→ Dataset content:
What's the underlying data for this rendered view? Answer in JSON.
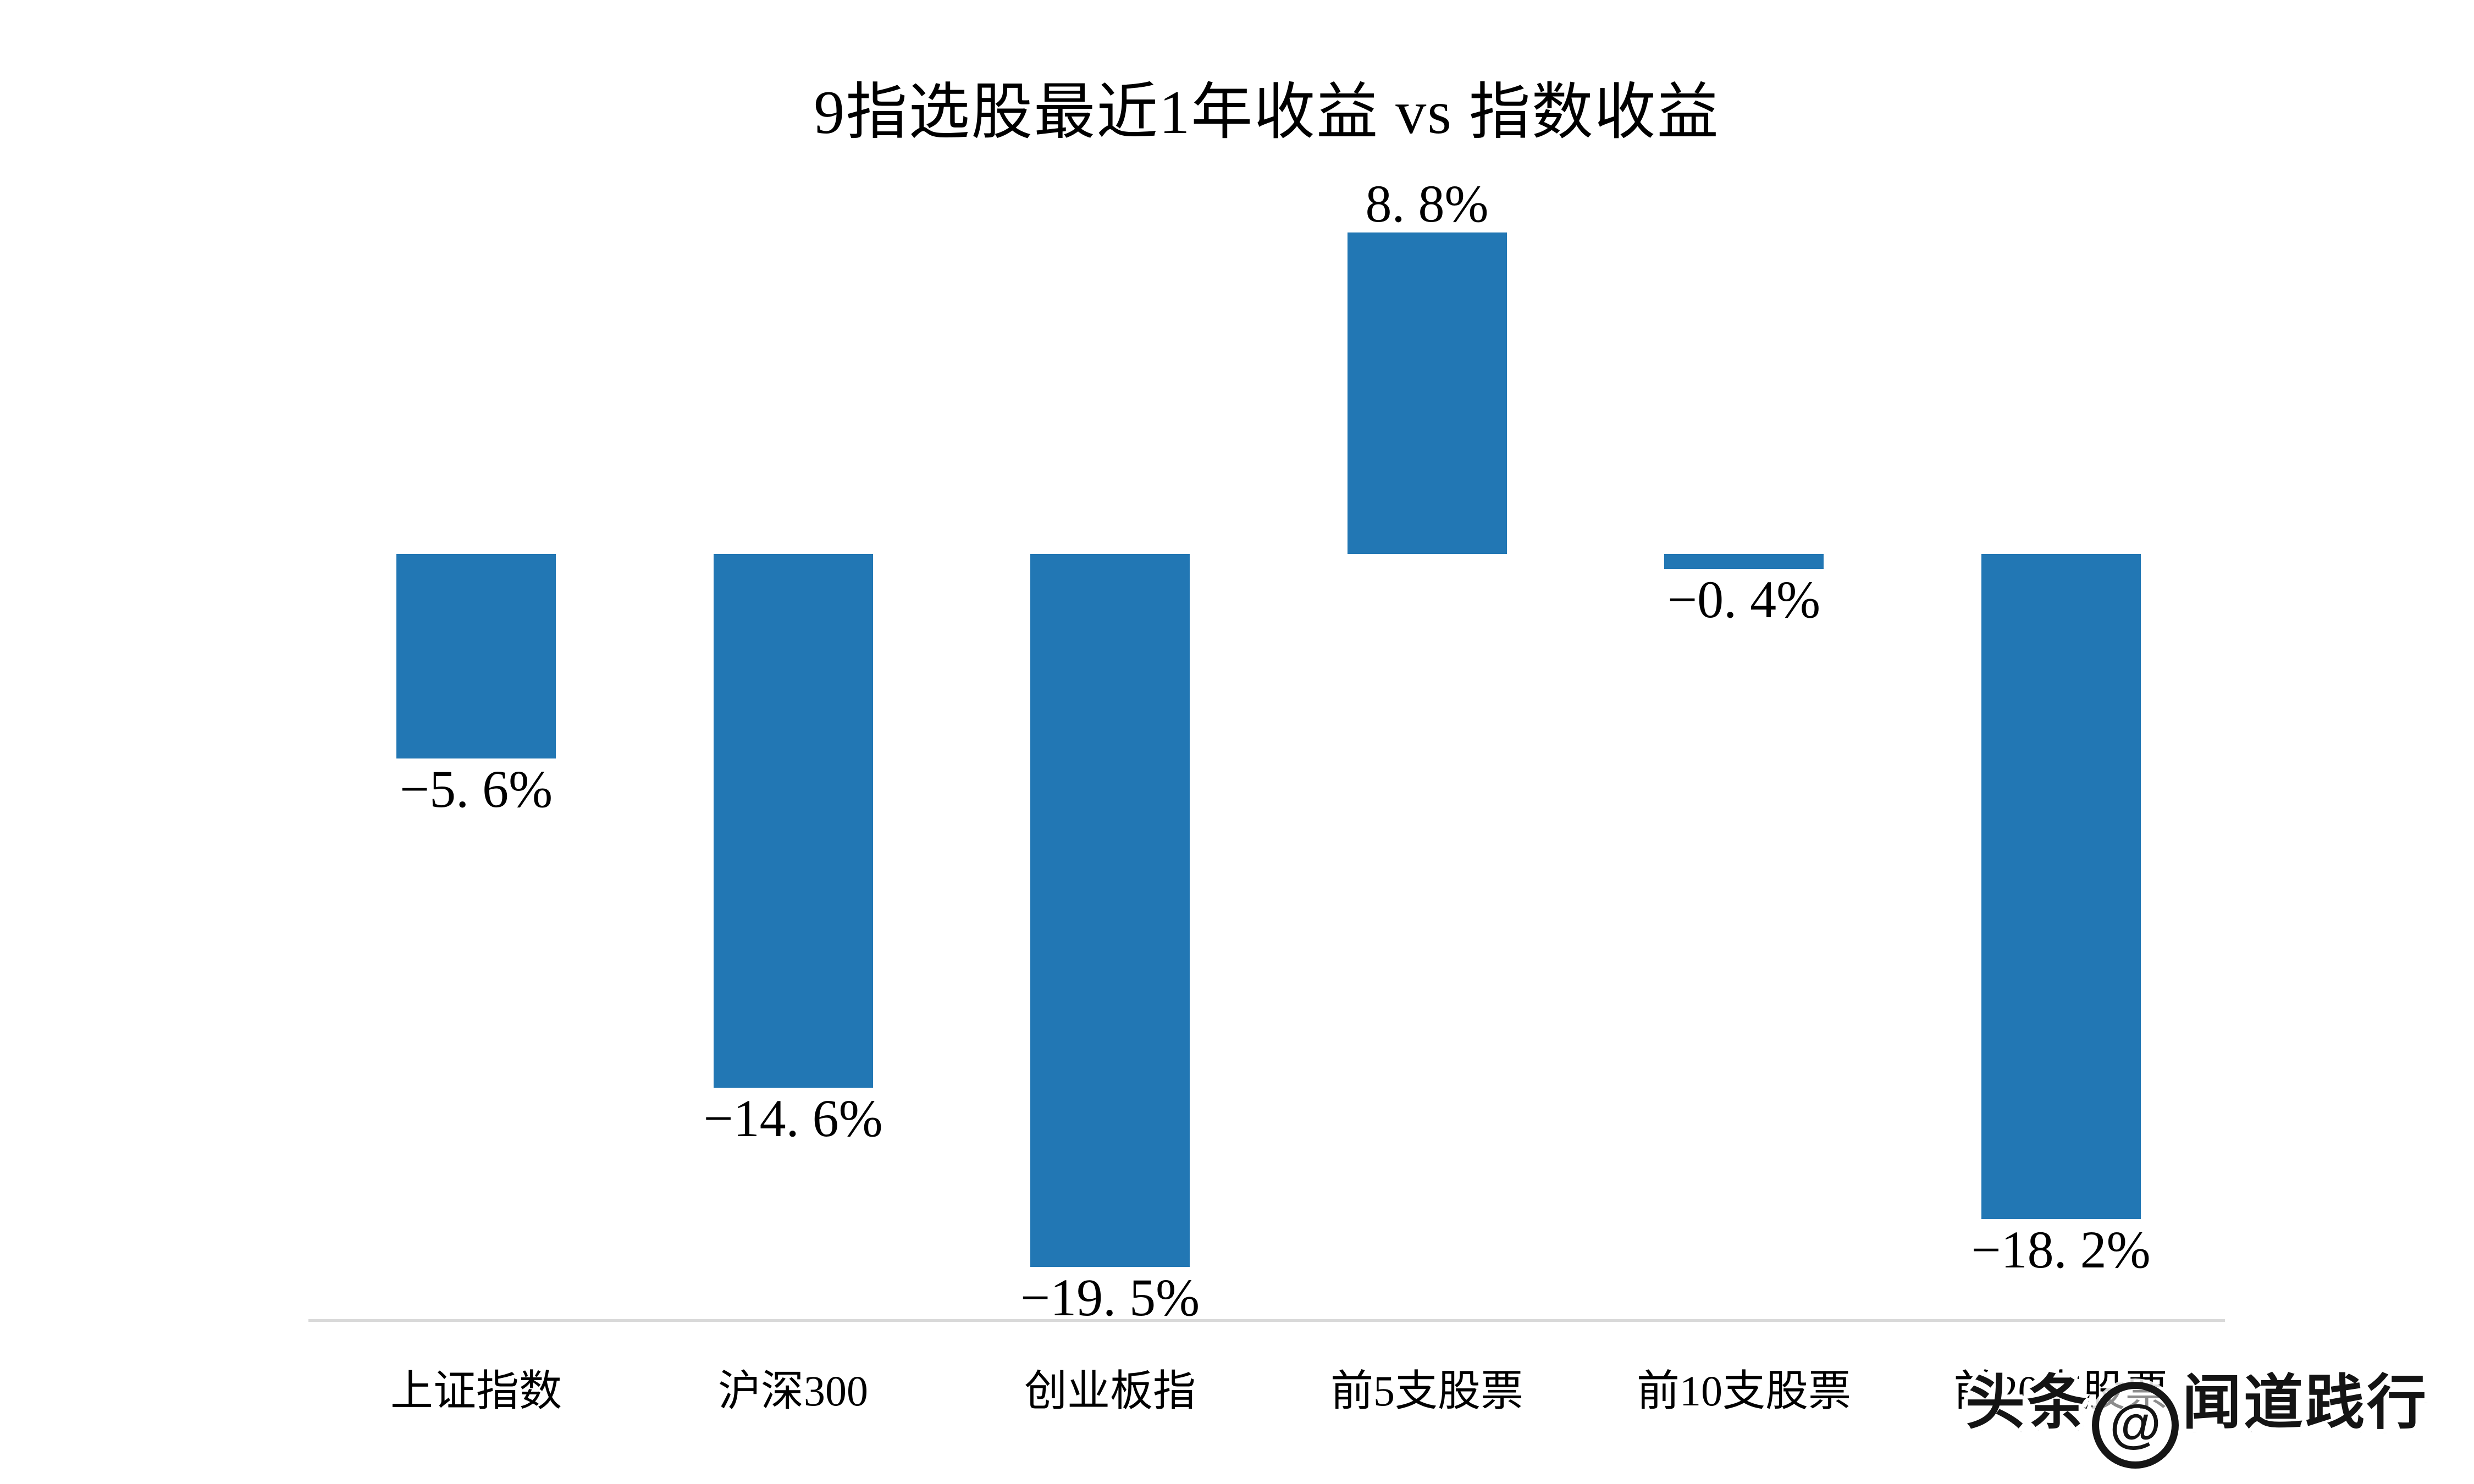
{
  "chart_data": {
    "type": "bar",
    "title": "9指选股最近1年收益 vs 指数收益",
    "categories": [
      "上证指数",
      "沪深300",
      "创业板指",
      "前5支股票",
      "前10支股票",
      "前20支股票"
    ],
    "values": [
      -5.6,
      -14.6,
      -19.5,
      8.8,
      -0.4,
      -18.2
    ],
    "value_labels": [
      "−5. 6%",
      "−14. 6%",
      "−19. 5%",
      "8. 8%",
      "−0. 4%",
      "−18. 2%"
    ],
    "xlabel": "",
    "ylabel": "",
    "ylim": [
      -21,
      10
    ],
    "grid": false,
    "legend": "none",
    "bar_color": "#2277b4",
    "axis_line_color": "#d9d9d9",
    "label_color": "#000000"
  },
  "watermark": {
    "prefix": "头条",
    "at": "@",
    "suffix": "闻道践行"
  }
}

→ Your goal: Reproduce the listing word for word and omit its pictures.

→ Answer in full:
What's the underlying data for this rendered view? Answer in JSON.
{
  "chart_data": {
    "type": "bar",
    "title": "9指选股最近1年收益 vs 指数收益",
    "categories": [
      "上证指数",
      "沪深300",
      "创业板指",
      "前5支股票",
      "前10支股票",
      "前20支股票"
    ],
    "values": [
      -5.6,
      -14.6,
      -19.5,
      8.8,
      -0.4,
      -18.2
    ],
    "value_labels": [
      "−5. 6%",
      "−14. 6%",
      "−19. 5%",
      "8. 8%",
      "−0. 4%",
      "−18. 2%"
    ],
    "xlabel": "",
    "ylabel": "",
    "ylim": [
      -21,
      10
    ],
    "grid": false,
    "legend": "none",
    "bar_color": "#2277b4",
    "axis_line_color": "#d9d9d9",
    "label_color": "#000000"
  },
  "watermark": {
    "prefix": "头条",
    "at": "@",
    "suffix": "闻道践行"
  }
}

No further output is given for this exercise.